- _Objective_: In the listing below, locate the lines that hold the string "description". Copy those lines.

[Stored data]
——

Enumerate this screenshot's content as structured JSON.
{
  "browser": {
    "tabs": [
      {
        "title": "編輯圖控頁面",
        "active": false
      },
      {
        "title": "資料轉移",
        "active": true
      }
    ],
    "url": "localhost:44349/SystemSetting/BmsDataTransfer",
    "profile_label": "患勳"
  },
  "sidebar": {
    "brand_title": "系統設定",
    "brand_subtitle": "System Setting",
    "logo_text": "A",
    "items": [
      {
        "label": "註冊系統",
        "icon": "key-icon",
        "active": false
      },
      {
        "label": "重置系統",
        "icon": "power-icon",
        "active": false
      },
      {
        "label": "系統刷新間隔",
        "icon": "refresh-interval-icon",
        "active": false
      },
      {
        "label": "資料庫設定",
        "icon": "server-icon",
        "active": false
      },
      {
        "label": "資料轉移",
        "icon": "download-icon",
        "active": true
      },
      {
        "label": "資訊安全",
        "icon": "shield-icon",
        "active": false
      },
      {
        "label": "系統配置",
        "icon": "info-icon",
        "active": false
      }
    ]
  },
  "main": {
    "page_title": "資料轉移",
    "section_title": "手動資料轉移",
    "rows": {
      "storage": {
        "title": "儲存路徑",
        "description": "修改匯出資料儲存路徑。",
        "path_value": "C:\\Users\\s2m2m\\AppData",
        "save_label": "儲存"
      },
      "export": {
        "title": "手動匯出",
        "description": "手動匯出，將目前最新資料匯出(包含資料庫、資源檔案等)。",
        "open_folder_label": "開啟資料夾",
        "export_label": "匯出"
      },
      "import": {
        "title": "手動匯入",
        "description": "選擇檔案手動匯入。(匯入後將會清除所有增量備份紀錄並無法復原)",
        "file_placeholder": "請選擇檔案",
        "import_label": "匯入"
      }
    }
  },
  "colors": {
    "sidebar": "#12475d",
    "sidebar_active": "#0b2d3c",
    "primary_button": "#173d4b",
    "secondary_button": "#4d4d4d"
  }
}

——

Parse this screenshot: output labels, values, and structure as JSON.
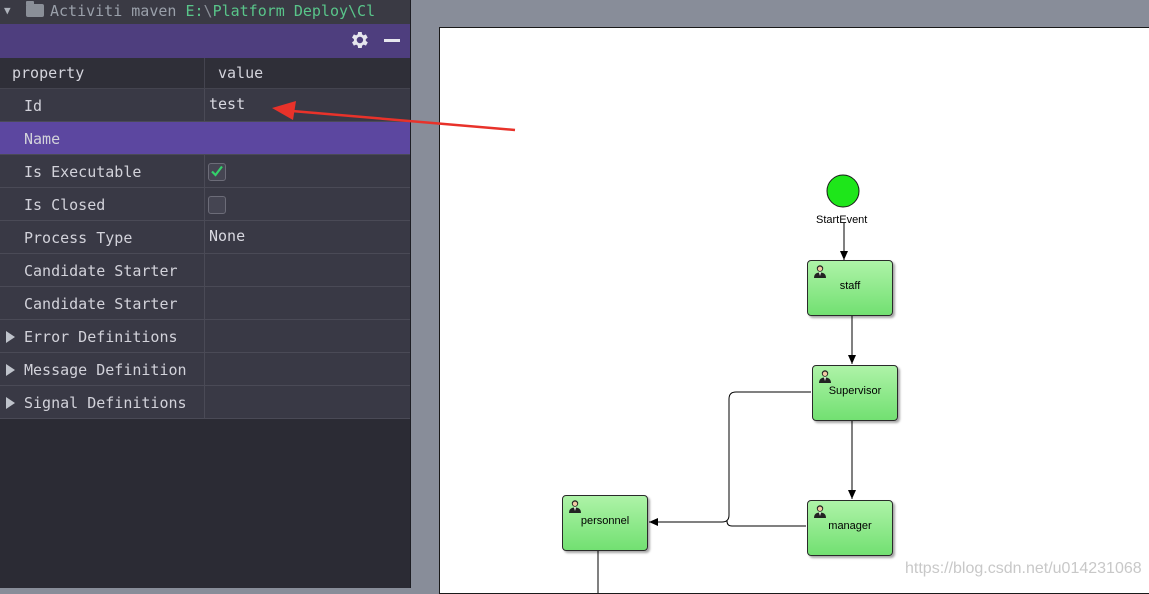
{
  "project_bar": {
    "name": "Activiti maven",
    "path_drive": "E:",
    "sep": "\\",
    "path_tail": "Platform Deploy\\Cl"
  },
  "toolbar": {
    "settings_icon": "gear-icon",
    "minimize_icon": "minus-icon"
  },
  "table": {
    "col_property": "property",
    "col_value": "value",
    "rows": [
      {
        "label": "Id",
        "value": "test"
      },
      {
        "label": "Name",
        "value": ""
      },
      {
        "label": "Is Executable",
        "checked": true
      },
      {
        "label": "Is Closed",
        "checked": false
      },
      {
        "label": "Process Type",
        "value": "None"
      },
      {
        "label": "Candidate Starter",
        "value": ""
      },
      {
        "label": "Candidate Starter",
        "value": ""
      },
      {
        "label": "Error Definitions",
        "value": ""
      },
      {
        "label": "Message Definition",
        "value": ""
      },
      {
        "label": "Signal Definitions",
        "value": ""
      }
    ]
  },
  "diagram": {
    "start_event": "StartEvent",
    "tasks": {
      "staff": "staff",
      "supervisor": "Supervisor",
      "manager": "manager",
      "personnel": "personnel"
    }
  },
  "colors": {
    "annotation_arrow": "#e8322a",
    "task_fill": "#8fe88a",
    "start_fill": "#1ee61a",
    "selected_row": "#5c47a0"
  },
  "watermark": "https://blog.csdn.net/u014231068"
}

——

- _Full solution_:
        "description": "修改匯出資料儲存路徑。",
        "description": "手動匯出，將目前最新資料匯出(包含資料庫、資源檔案等)。",
        "description": "選擇檔案手動匯入。(匯入後將會清除所有增量備份紀錄並無法復原)",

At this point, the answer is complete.